GOAL: Return the whole listing, line for line, without the pictures in it.
--
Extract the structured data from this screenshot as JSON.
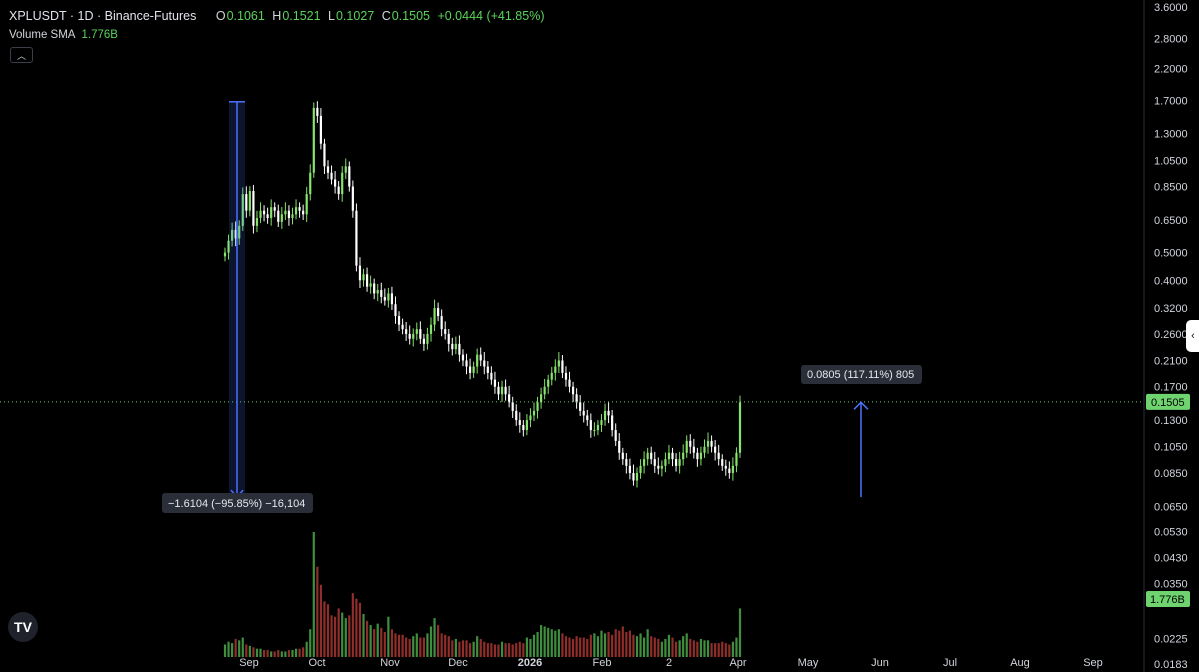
{
  "header": {
    "symbol": "XPLUSDT · 1D · Binance-Futures",
    "open_label": "O",
    "open": "0.1061",
    "high_label": "H",
    "high": "0.1521",
    "low_label": "L",
    "low": "0.1027",
    "close_label": "C",
    "close": "0.1505",
    "change": "+0.0444 (+41.85%)",
    "volume_label": "Volume SMA",
    "volume_value": "1.776B",
    "collapse_icon": "chevron-up-icon"
  },
  "colors": {
    "background": "#000000",
    "up": "#86e36b",
    "down": "#ffffff",
    "volume_up": "#3f8f3f",
    "volume_down": "#8f2e2a",
    "measure": "#4a72ff",
    "last_price": "#6fd36f"
  },
  "side_tab_icon": "chevron-left-icon",
  "logo": "TV",
  "chart_data": {
    "type": "candlestick",
    "y_scale": "log",
    "ylim": [
      0.0183,
      3.6
    ],
    "y_ticks": [
      "3.6000",
      "2.8000",
      "2.2000",
      "1.7000",
      "1.3000",
      "1.0500",
      "0.8500",
      "0.6500",
      "0.5000",
      "0.4000",
      "0.3200",
      "0.2600",
      "0.2100",
      "0.1700",
      "0.1300",
      "0.1050",
      "0.0850",
      "0.0650",
      "0.0530",
      "0.0430",
      "0.0350",
      "0.0225",
      "0.0183"
    ],
    "x_ticks": [
      "Sep",
      "Oct",
      "Nov",
      "Dec",
      "2026",
      "Feb",
      "2",
      "Apr",
      "May",
      "Jun",
      "Jul",
      "Aug",
      "Sep"
    ],
    "last_price": "0.1505",
    "volume_sma_label": "1.776B",
    "measures": [
      {
        "label": "−1.6104 (−95.85%) −16,104",
        "from_price": 1.68,
        "to_price": 0.07,
        "direction": "down"
      },
      {
        "label": "0.0805 (117.11%) 805",
        "from_price": 0.07,
        "to_price": 0.15,
        "direction": "up"
      }
    ],
    "series": [
      {
        "name": "close",
        "values": [
          0.5,
          0.55,
          0.6,
          0.56,
          0.62,
          0.8,
          0.7,
          0.82,
          0.62,
          0.66,
          0.7,
          0.68,
          0.66,
          0.72,
          0.7,
          0.64,
          0.68,
          0.7,
          0.66,
          0.68,
          0.72,
          0.7,
          0.68,
          0.8,
          0.95,
          1.6,
          1.5,
          1.2,
          1.0,
          0.95,
          0.9,
          0.85,
          0.8,
          0.95,
          1.0,
          0.85,
          0.7,
          0.45,
          0.4,
          0.42,
          0.38,
          0.39,
          0.36,
          0.37,
          0.35,
          0.34,
          0.36,
          0.33,
          0.3,
          0.28,
          0.27,
          0.26,
          0.25,
          0.26,
          0.27,
          0.25,
          0.24,
          0.26,
          0.28,
          0.32,
          0.3,
          0.27,
          0.26,
          0.24,
          0.23,
          0.24,
          0.22,
          0.21,
          0.2,
          0.19,
          0.2,
          0.22,
          0.21,
          0.2,
          0.19,
          0.18,
          0.17,
          0.16,
          0.17,
          0.16,
          0.15,
          0.14,
          0.13,
          0.125,
          0.12,
          0.13,
          0.135,
          0.14,
          0.15,
          0.16,
          0.17,
          0.18,
          0.19,
          0.2,
          0.21,
          0.19,
          0.18,
          0.17,
          0.16,
          0.15,
          0.14,
          0.135,
          0.13,
          0.12,
          0.12,
          0.125,
          0.13,
          0.14,
          0.135,
          0.12,
          0.11,
          0.1,
          0.095,
          0.09,
          0.085,
          0.08,
          0.085,
          0.09,
          0.095,
          0.1,
          0.095,
          0.09,
          0.088,
          0.09,
          0.095,
          0.1,
          0.095,
          0.09,
          0.095,
          0.1,
          0.11,
          0.105,
          0.1,
          0.095,
          0.1,
          0.105,
          0.11,
          0.105,
          0.1,
          0.095,
          0.09,
          0.088,
          0.085,
          0.09,
          0.1,
          0.15
        ],
        "volume": [
          0.9,
          1.1,
          1.0,
          1.3,
          1.2,
          1.4,
          0.9,
          0.8,
          0.7,
          0.6,
          0.6,
          0.5,
          0.5,
          0.4,
          0.4,
          0.5,
          0.4,
          0.4,
          0.5,
          0.5,
          0.6,
          0.6,
          0.7,
          1.1,
          2.0,
          9.0,
          6.5,
          5.2,
          4.0,
          3.8,
          3.0,
          2.9,
          3.5,
          3.2,
          2.8,
          3.0,
          4.6,
          4.2,
          3.9,
          3.1,
          2.6,
          2.3,
          2.0,
          2.4,
          2.1,
          1.8,
          2.9,
          2.0,
          1.7,
          1.6,
          1.6,
          1.4,
          1.3,
          1.5,
          1.7,
          1.4,
          1.4,
          1.7,
          2.2,
          2.8,
          2.3,
          1.7,
          1.6,
          1.5,
          1.2,
          1.3,
          1.1,
          1.2,
          1.2,
          1.0,
          1.1,
          1.5,
          1.3,
          1.1,
          1.0,
          1.0,
          0.9,
          0.9,
          1.1,
          1.0,
          1.0,
          0.9,
          1.0,
          1.1,
          1.0,
          1.4,
          1.3,
          1.6,
          1.8,
          2.3,
          2.2,
          2.1,
          2.0,
          1.9,
          2.0,
          1.7,
          1.5,
          1.4,
          1.3,
          1.5,
          1.4,
          1.4,
          1.3,
          1.6,
          1.7,
          1.5,
          1.9,
          1.7,
          1.8,
          1.6,
          2.0,
          1.9,
          2.2,
          1.8,
          1.9,
          1.6,
          1.5,
          1.7,
          1.4,
          2.0,
          1.5,
          1.4,
          1.3,
          1.1,
          1.3,
          1.6,
          1.4,
          1.1,
          1.2,
          1.5,
          1.7,
          1.3,
          1.2,
          1.1,
          1.3,
          1.2,
          1.2,
          1.0,
          1.0,
          1.0,
          1.1,
          1.0,
          0.9,
          1.1,
          1.4,
          3.5
        ]
      }
    ]
  }
}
--
RIGHT ANSWER:
Extract the structured data from this screenshot as JSON.
{
  "header": {
    "symbol": "XPLUSDT · 1D · Binance-Futures",
    "open_label": "O",
    "open": "0.1061",
    "high_label": "H",
    "high": "0.1521",
    "low_label": "L",
    "low": "0.1027",
    "close_label": "C",
    "close": "0.1505",
    "change": "+0.0444 (+41.85%)",
    "volume_label": "Volume SMA",
    "volume_value": "1.776B",
    "collapse_icon": "chevron-up-icon"
  },
  "colors": {
    "background": "#000000",
    "up": "#86e36b",
    "down": "#ffffff",
    "volume_up": "#3f8f3f",
    "volume_down": "#8f2e2a",
    "measure": "#4a72ff",
    "last_price": "#6fd36f"
  },
  "side_tab_icon": "chevron-left-icon",
  "logo": "TV",
  "chart_data": {
    "type": "candlestick",
    "y_scale": "log",
    "ylim": [
      0.0183,
      3.6
    ],
    "y_ticks": [
      "3.6000",
      "2.8000",
      "2.2000",
      "1.7000",
      "1.3000",
      "1.0500",
      "0.8500",
      "0.6500",
      "0.5000",
      "0.4000",
      "0.3200",
      "0.2600",
      "0.2100",
      "0.1700",
      "0.1300",
      "0.1050",
      "0.0850",
      "0.0650",
      "0.0530",
      "0.0430",
      "0.0350",
      "0.0225",
      "0.0183"
    ],
    "x_ticks": [
      "Sep",
      "Oct",
      "Nov",
      "Dec",
      "2026",
      "Feb",
      "2",
      "Apr",
      "May",
      "Jun",
      "Jul",
      "Aug",
      "Sep"
    ],
    "last_price": "0.1505",
    "volume_sma_label": "1.776B",
    "measures": [
      {
        "label": "−1.6104 (−95.85%) −16,104",
        "from_price": 1.68,
        "to_price": 0.07,
        "direction": "down"
      },
      {
        "label": "0.0805 (117.11%) 805",
        "from_price": 0.07,
        "to_price": 0.15,
        "direction": "up"
      }
    ],
    "series": [
      {
        "name": "close",
        "values": [
          0.5,
          0.55,
          0.6,
          0.56,
          0.62,
          0.8,
          0.7,
          0.82,
          0.62,
          0.66,
          0.7,
          0.68,
          0.66,
          0.72,
          0.7,
          0.64,
          0.68,
          0.7,
          0.66,
          0.68,
          0.72,
          0.7,
          0.68,
          0.8,
          0.95,
          1.6,
          1.5,
          1.2,
          1.0,
          0.95,
          0.9,
          0.85,
          0.8,
          0.95,
          1.0,
          0.85,
          0.7,
          0.45,
          0.4,
          0.42,
          0.38,
          0.39,
          0.36,
          0.37,
          0.35,
          0.34,
          0.36,
          0.33,
          0.3,
          0.28,
          0.27,
          0.26,
          0.25,
          0.26,
          0.27,
          0.25,
          0.24,
          0.26,
          0.28,
          0.32,
          0.3,
          0.27,
          0.26,
          0.24,
          0.23,
          0.24,
          0.22,
          0.21,
          0.2,
          0.19,
          0.2,
          0.22,
          0.21,
          0.2,
          0.19,
          0.18,
          0.17,
          0.16,
          0.17,
          0.16,
          0.15,
          0.14,
          0.13,
          0.125,
          0.12,
          0.13,
          0.135,
          0.14,
          0.15,
          0.16,
          0.17,
          0.18,
          0.19,
          0.2,
          0.21,
          0.19,
          0.18,
          0.17,
          0.16,
          0.15,
          0.14,
          0.135,
          0.13,
          0.12,
          0.12,
          0.125,
          0.13,
          0.14,
          0.135,
          0.12,
          0.11,
          0.1,
          0.095,
          0.09,
          0.085,
          0.08,
          0.085,
          0.09,
          0.095,
          0.1,
          0.095,
          0.09,
          0.088,
          0.09,
          0.095,
          0.1,
          0.095,
          0.09,
          0.095,
          0.1,
          0.11,
          0.105,
          0.1,
          0.095,
          0.1,
          0.105,
          0.11,
          0.105,
          0.1,
          0.095,
          0.09,
          0.088,
          0.085,
          0.09,
          0.1,
          0.15
        ],
        "volume": [
          0.9,
          1.1,
          1.0,
          1.3,
          1.2,
          1.4,
          0.9,
          0.8,
          0.7,
          0.6,
          0.6,
          0.5,
          0.5,
          0.4,
          0.4,
          0.5,
          0.4,
          0.4,
          0.5,
          0.5,
          0.6,
          0.6,
          0.7,
          1.1,
          2.0,
          9.0,
          6.5,
          5.2,
          4.0,
          3.8,
          3.0,
          2.9,
          3.5,
          3.2,
          2.8,
          3.0,
          4.6,
          4.2,
          3.9,
          3.1,
          2.6,
          2.3,
          2.0,
          2.4,
          2.1,
          1.8,
          2.9,
          2.0,
          1.7,
          1.6,
          1.6,
          1.4,
          1.3,
          1.5,
          1.7,
          1.4,
          1.4,
          1.7,
          2.2,
          2.8,
          2.3,
          1.7,
          1.6,
          1.5,
          1.2,
          1.3,
          1.1,
          1.2,
          1.2,
          1.0,
          1.1,
          1.5,
          1.3,
          1.1,
          1.0,
          1.0,
          0.9,
          0.9,
          1.1,
          1.0,
          1.0,
          0.9,
          1.0,
          1.1,
          1.0,
          1.4,
          1.3,
          1.6,
          1.8,
          2.3,
          2.2,
          2.1,
          2.0,
          1.9,
          2.0,
          1.7,
          1.5,
          1.4,
          1.3,
          1.5,
          1.4,
          1.4,
          1.3,
          1.6,
          1.7,
          1.5,
          1.9,
          1.7,
          1.8,
          1.6,
          2.0,
          1.9,
          2.2,
          1.8,
          1.9,
          1.6,
          1.5,
          1.7,
          1.4,
          2.0,
          1.5,
          1.4,
          1.3,
          1.1,
          1.3,
          1.6,
          1.4,
          1.1,
          1.2,
          1.5,
          1.7,
          1.3,
          1.2,
          1.1,
          1.3,
          1.2,
          1.2,
          1.0,
          1.0,
          1.0,
          1.1,
          1.0,
          0.9,
          1.1,
          1.4,
          3.5
        ]
      }
    ]
  }
}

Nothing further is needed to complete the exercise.